KittyKatFan 07-12-2013 10:21 PM

Just passed the week five binge-free mark. My previous record is 19 weeks so I have a long way to go to top that, but after such a challenging April, May, and early June it just feels good to be back on track.

I'm so proud of my progress. I actually was able to bake a cake tonight and I only ate one normal-sized slice. In the past, I wouldn't have been able to eat only one slice; I would have eaten the whole thing. This moderation thing might just be working :)

missunshine 07-14-2013 05:37 PM

omg, kitty i just came here to announce that i baked today and didn't binge on it and i'm so proud and i read your post that you baked too. hehe and great job on week five ;)
i stopped counting my days but so far so good. trying to lose some weight untill a wedding in august, am exercising a bit and notice a little change in my booty which is great.

KittyKatFan 07-14-2013 06:09 PM

Quote:

Originally Posted by missunshine (Post 4792813)
omg, kitty i just came here to announce that i baked today and didn't binge on it and i'm so proud and i read your post that you baked too. hehe and great job on week five ;)
i stopped counting my days but so far so good. trying to lose some weight untill a wedding in august, am exercising a bit and notice a little change in my booty which is great.

Isn't it amazing to be able to cook or bake something and leave the majority of it sitting in the pan? :smug: that may not be a big deal to normal eaters but it is a HUGE sign of progress for me...and for you too, I'm guessing.

Because I live alone, I can't eat the whole cake before it would go bad (there are about nine portions there). I had one piece on Friday, one on Saturday, and a few bites today. I put two more portions into individual containers, then threw out the rest. I didn't want to be tempted, and I think the rest would go bad before I ate them.

I have never allowed myself to cook something that is more than one portion, or to buy anything that isn't wrapped in individual portions because I will eat the whole thing. Maybe it is time to start thinking about buying a bag of something, like cookies, and see if I can just eat one serving.

Granola 07-15-2013 01:04 AM

Today and yesterday were both very good and I feel good about going into this next week, even though I've said that most weeks for months now, it's still not a bad feeling to have. I started buying peanut butter ('healthy' trouble food #1) and raisins (#2) in single serving packages so no more extra spoonfuls here and there.

Listed records:

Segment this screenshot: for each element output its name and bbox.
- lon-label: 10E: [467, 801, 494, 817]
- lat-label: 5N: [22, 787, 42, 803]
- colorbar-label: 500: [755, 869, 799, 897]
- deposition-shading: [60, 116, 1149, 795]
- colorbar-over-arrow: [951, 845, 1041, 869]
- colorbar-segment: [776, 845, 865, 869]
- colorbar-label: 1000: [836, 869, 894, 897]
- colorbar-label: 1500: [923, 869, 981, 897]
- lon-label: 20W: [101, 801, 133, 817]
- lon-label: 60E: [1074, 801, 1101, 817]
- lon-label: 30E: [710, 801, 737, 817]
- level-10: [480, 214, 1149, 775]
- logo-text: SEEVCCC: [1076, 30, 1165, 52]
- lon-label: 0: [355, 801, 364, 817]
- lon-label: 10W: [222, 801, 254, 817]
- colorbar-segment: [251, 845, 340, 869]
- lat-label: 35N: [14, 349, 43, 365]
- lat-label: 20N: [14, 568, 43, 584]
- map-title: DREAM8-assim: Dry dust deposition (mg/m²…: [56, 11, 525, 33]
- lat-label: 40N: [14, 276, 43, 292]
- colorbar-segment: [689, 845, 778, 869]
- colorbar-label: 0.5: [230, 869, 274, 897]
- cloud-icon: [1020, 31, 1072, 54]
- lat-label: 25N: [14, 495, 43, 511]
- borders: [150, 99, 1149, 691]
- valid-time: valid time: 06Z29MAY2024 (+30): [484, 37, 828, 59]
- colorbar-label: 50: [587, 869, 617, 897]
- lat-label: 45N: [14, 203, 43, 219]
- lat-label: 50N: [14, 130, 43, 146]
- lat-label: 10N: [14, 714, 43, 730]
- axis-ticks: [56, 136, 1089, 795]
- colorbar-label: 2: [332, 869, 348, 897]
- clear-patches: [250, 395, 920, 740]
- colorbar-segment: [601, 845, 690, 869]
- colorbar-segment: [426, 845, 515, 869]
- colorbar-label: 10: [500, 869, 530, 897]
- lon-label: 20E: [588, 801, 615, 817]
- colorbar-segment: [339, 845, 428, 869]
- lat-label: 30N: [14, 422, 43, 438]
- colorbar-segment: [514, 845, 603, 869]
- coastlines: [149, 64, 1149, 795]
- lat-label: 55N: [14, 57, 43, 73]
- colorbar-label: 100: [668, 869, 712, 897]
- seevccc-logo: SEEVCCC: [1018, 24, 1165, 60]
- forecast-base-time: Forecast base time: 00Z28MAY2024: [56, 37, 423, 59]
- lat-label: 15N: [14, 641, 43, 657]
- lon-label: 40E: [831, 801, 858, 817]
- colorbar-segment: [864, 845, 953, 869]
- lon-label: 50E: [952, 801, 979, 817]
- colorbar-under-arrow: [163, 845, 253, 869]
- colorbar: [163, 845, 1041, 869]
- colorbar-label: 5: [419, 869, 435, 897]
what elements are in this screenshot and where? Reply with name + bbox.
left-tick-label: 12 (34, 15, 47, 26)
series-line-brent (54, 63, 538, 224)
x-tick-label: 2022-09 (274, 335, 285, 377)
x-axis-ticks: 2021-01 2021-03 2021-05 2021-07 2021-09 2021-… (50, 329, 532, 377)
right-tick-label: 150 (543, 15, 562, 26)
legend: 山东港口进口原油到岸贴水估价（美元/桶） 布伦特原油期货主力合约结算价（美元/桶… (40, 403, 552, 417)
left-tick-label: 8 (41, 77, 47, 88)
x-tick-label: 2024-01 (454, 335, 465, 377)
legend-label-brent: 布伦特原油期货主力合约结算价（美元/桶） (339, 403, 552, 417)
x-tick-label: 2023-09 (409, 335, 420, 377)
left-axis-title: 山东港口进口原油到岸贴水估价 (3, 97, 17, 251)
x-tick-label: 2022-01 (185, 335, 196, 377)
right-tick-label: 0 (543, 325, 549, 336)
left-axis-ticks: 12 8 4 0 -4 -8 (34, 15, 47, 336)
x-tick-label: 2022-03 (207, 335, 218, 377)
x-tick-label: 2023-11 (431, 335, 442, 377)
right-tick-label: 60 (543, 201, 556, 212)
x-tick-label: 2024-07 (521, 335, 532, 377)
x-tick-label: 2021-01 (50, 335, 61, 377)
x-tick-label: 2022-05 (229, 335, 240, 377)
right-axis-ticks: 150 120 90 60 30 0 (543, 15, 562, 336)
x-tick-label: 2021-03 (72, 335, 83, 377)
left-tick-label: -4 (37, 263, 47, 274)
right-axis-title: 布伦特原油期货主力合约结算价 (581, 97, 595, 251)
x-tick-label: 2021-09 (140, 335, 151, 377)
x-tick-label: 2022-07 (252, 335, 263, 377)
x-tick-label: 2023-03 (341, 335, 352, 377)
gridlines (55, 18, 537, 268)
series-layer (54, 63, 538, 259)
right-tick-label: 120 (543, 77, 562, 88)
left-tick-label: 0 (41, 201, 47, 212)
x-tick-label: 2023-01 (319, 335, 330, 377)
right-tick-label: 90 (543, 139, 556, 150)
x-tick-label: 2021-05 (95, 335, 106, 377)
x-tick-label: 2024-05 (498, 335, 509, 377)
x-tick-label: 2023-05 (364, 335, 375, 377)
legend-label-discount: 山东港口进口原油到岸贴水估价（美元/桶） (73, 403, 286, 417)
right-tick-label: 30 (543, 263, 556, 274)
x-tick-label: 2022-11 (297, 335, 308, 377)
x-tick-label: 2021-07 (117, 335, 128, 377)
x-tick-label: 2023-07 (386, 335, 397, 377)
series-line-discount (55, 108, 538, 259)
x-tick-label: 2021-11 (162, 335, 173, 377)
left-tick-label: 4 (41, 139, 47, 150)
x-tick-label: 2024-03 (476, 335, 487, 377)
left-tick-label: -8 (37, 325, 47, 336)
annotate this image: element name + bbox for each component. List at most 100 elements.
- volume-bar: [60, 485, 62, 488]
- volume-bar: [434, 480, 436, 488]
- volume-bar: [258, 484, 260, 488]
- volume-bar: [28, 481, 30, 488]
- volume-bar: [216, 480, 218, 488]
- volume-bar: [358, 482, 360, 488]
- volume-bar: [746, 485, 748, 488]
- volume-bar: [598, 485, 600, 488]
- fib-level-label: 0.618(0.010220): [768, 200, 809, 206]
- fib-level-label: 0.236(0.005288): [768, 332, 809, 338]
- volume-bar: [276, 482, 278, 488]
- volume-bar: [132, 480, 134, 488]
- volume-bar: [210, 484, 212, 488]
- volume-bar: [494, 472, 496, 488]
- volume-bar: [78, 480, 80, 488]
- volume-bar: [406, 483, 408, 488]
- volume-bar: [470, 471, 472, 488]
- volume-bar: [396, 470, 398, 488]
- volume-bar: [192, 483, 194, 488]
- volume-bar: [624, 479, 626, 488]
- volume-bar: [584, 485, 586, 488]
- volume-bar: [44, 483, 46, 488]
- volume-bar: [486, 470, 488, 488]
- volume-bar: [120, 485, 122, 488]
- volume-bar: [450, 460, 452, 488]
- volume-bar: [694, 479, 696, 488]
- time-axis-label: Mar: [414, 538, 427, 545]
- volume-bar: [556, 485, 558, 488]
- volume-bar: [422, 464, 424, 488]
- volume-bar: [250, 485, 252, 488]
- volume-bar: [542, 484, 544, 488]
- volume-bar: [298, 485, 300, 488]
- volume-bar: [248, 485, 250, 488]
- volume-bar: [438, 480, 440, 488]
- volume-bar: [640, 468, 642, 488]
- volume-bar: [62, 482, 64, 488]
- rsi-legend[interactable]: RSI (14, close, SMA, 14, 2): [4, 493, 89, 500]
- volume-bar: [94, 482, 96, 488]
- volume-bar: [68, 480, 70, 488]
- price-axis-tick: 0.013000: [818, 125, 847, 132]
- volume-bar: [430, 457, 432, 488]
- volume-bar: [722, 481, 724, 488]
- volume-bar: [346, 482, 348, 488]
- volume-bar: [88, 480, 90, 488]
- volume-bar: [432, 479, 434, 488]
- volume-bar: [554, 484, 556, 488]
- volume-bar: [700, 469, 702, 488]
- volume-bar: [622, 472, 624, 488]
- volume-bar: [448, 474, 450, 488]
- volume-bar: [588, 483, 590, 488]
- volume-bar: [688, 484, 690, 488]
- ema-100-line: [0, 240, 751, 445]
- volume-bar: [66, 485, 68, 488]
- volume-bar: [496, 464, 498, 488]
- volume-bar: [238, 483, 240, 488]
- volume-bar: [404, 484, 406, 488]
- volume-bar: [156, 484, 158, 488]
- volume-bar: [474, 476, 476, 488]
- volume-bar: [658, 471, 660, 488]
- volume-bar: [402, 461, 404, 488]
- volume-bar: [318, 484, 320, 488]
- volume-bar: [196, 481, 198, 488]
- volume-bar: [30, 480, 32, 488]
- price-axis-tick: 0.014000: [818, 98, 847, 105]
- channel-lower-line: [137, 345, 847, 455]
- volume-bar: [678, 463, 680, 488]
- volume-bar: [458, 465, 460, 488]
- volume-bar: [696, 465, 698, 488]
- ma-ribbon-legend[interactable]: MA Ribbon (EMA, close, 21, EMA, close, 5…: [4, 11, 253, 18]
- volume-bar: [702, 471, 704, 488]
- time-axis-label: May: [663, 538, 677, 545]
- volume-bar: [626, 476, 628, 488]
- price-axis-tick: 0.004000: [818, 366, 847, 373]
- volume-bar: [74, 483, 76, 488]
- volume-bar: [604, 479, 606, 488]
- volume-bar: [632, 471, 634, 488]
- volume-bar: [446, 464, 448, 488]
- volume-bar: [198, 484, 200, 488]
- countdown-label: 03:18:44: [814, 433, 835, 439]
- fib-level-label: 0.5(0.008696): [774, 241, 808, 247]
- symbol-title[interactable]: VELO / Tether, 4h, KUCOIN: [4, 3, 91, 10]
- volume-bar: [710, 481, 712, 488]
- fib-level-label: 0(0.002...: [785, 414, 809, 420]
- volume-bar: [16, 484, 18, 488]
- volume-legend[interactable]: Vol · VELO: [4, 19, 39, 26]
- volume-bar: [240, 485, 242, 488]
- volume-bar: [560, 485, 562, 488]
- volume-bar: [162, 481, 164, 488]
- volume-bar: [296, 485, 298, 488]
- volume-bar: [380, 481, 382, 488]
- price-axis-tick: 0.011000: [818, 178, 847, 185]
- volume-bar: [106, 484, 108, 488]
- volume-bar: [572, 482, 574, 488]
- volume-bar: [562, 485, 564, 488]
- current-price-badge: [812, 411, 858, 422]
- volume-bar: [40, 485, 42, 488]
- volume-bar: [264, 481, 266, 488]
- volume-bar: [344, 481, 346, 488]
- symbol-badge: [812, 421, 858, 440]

Exercise objective: Resume the forum thread about staying binge-free, picking up right after its final sentence.

Output of the task:
2nd half of July incoming (that was fast), good luck to everyone going forward.

littlefatcat 07-15-2013 03:05 PM

Committing to being binge free for rest of July!
 
Been bingeing for three days. Sixteen days left in July. Committing to being binge free for the REST of July!

Granola 07-16-2013 12:59 AM

@littlefatcat Serial binges are the worst, I always feel that I've done enough damage and should be satisfied at this point AND that I should continue eating any and everything because why stop now.

1...2...3..and...STOP

Good luck to you.

Day 3 went well for me :-)

BrittBit 07-16-2013 03:12 AM

Ugh! Well, I guess tomorrow is the new Day 1! :(:(:(

littlefatcat 07-17-2013 10:48 AM

New day one for me too! Here we go, I can do this!

Granola 07-17-2013 01:51 PM

Prepackaged single servings of peanut butter have made my life much easier...

Intro to Day 5 is going well.

missunshine 07-18-2013 11:01 AM

@kittykat yeah i think it's hard if you're living alone but then again you have the freedom to buy and eat whatever you want, there is no one to bring home the bad stuff except you and you don't have to hide food from anyone (sometimes i eat in secrecy). it's a double edged sword

so yesterday, after a two day frustrational studying for my exam which i could have passed without opening a book, i was so angry and i planned a binge but the events in the next few hours didn't quite gave me a chance to have one so i kinda postponed it to today and except for a handful of wafers i'm still on plan. lol. who would have thought. i guess the anxiety from the exams is going away slowly but the scales this morning totally dissapointed me. i hope it shows some progress on monday.